- Stored data -
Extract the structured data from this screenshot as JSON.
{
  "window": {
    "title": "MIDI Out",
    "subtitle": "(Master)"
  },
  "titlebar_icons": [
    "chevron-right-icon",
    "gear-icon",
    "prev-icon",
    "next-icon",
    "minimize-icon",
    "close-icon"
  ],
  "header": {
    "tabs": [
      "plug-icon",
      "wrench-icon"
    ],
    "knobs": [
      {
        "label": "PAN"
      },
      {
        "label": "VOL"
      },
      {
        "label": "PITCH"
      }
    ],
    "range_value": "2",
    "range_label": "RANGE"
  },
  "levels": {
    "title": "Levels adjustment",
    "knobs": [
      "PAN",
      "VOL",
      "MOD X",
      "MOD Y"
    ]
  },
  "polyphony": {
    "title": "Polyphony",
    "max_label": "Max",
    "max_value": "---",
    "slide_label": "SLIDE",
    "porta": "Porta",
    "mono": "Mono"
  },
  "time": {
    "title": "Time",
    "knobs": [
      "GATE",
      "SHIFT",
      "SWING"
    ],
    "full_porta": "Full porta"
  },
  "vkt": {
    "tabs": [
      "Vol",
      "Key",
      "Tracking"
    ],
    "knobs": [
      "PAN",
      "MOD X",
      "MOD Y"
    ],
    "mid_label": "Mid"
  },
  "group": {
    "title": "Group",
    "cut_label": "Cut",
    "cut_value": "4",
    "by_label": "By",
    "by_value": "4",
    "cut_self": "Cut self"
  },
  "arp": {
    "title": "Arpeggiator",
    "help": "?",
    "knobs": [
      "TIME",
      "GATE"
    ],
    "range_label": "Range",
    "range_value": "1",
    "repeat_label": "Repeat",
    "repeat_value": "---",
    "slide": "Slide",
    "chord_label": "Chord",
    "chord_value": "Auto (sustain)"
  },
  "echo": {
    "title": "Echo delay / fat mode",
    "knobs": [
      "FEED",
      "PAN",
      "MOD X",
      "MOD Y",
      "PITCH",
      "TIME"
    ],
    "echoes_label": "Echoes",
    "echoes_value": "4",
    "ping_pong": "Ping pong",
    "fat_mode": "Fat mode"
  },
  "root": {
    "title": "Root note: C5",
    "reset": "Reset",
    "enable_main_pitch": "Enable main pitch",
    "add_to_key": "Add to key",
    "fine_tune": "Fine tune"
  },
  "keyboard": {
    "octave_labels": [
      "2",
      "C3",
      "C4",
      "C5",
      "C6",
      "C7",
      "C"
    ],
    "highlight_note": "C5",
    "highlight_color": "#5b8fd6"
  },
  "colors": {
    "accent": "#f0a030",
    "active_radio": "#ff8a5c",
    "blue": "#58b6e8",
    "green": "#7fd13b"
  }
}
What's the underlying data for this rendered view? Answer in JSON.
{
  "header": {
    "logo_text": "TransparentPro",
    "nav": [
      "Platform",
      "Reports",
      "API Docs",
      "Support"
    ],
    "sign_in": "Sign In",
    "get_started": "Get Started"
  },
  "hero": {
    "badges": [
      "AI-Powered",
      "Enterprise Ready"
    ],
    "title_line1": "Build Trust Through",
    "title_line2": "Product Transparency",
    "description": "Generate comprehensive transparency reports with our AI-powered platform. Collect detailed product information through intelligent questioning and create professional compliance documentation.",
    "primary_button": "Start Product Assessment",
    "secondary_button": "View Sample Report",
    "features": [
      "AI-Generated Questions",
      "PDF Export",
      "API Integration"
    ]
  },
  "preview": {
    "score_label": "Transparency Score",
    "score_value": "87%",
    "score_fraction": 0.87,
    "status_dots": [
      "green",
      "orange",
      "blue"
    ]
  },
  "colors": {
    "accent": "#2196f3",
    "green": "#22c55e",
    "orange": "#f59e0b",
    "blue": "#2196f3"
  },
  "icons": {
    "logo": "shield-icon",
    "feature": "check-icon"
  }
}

- Short problem -
Print exactly the lines from the one with "What's the underlying" through the end of the data, inclusive.

- Solution for this problem -
What's the underlying data for this rendered view? Answer in JSON.
{
  "header": {
    "logo_text": "TransparentPro",
    "nav": [
      "Platform",
      "Reports",
      "API Docs",
      "Support"
    ],
    "sign_in": "Sign In",
    "get_started": "Get Started"
  },
  "hero": {
    "badges": [
      "AI-Powered",
      "Enterprise Ready"
    ],
    "title_line1": "Build Trust Through",
    "title_line2": "Product Transparency",
    "description": "Generate comprehensive transparency reports with our AI-powered platform. Collect detailed product information through intelligent questioning and create professional compliance documentation.",
    "primary_button": "Start Product Assessment",
    "secondary_button": "View Sample Report",
    "features": [
      "AI-Generated Questions",
      "PDF Export",
      "API Integration"
    ]
  },
  "preview": {
    "score_label": "Transparency Score",
    "score_value": "87%",
    "score_fraction": 0.87,
    "status_dots": [
      "green",
      "orange",
      "blue"
    ]
  },
  "colors": {
    "accent": "#2196f3",
    "green": "#22c55e",
    "orange": "#f59e0b",
    "blue": "#2196f3"
  },
  "icons": {
    "logo": "shield-icon",
    "feature": "check-icon"
  }
}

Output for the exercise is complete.